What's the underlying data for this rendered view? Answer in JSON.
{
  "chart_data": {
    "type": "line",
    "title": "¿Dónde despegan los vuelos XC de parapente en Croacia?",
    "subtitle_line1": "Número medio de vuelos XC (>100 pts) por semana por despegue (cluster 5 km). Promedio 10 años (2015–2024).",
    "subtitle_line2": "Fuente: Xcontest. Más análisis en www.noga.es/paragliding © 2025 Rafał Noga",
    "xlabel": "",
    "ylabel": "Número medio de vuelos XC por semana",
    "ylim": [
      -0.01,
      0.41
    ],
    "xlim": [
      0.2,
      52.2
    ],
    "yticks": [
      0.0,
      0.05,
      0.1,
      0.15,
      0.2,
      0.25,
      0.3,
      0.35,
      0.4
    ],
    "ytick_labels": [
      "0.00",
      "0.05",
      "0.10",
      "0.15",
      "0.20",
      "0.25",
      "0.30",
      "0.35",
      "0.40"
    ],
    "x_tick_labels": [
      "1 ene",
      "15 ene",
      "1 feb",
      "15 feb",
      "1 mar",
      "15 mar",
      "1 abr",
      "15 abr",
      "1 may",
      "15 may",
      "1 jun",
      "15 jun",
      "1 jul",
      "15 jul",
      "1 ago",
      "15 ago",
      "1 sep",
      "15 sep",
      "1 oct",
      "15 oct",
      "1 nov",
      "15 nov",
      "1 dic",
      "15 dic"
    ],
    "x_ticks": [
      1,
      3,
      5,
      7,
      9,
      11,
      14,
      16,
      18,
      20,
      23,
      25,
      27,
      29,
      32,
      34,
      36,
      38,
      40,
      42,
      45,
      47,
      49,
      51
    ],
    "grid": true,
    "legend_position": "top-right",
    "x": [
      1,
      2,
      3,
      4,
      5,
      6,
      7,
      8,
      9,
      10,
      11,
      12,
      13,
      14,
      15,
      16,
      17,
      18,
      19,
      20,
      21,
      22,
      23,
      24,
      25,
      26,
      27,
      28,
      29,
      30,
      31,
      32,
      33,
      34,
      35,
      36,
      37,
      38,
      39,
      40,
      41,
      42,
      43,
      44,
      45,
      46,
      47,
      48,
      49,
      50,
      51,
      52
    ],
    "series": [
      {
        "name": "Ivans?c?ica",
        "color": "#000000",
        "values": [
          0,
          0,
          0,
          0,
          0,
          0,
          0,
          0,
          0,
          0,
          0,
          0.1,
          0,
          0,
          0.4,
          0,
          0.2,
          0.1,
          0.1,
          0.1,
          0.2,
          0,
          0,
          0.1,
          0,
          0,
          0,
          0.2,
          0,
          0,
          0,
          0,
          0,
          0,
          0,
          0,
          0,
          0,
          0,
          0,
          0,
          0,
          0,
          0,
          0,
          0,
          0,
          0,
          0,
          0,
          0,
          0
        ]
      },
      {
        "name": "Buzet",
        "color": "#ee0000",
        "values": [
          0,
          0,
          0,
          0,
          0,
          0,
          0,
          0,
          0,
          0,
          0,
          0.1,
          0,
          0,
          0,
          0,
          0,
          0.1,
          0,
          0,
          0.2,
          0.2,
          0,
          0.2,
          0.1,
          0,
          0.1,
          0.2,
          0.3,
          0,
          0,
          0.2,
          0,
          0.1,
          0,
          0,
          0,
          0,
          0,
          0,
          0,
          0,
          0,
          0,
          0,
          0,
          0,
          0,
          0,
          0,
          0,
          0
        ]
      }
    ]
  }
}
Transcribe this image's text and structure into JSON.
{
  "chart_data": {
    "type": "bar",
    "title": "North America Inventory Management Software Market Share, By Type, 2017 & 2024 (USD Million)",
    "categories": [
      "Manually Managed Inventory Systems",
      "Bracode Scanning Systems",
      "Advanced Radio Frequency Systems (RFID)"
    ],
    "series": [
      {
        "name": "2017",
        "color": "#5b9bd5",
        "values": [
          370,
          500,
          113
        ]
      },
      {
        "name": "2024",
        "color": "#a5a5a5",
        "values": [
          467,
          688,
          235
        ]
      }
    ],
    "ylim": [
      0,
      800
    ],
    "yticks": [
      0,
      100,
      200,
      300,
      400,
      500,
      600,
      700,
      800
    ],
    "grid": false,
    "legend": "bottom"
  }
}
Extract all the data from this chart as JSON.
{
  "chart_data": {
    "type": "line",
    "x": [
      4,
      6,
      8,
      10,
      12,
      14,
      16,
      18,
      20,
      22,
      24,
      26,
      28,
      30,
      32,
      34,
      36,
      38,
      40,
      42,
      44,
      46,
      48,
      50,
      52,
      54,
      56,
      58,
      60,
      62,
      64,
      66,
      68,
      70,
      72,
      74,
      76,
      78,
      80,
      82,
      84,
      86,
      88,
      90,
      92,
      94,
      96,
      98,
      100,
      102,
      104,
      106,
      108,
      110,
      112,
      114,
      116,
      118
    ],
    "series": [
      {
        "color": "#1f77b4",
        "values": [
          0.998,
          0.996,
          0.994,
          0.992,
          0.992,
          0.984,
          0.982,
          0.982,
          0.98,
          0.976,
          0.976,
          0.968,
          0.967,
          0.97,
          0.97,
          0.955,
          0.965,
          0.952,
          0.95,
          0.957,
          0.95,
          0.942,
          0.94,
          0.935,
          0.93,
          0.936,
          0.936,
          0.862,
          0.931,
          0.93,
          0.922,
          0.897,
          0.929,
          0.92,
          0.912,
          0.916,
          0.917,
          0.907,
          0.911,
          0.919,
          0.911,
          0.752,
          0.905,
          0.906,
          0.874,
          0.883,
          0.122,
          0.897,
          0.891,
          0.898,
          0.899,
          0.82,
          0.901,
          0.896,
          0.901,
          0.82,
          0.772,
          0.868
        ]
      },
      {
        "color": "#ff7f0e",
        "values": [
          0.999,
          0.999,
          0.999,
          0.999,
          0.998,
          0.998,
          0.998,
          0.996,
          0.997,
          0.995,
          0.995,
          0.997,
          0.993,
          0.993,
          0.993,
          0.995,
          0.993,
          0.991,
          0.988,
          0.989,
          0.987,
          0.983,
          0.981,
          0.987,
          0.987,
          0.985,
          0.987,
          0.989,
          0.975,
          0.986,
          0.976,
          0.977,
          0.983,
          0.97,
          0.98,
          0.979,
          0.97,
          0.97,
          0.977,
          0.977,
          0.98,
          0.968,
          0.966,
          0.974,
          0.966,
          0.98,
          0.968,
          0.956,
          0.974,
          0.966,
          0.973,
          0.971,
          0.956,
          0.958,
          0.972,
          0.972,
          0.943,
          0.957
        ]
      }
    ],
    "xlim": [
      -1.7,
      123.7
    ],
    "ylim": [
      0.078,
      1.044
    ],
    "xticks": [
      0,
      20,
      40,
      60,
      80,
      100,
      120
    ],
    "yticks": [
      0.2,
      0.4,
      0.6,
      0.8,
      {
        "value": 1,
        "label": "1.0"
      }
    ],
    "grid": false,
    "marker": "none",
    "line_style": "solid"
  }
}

Written instruction:
Your task is to gather every line with the word "name" and copy it.

Finished answer:
        "name": "Ivans?c?ica",
        "name": "Buzet",
        "name": "2017",
        "name": "2024",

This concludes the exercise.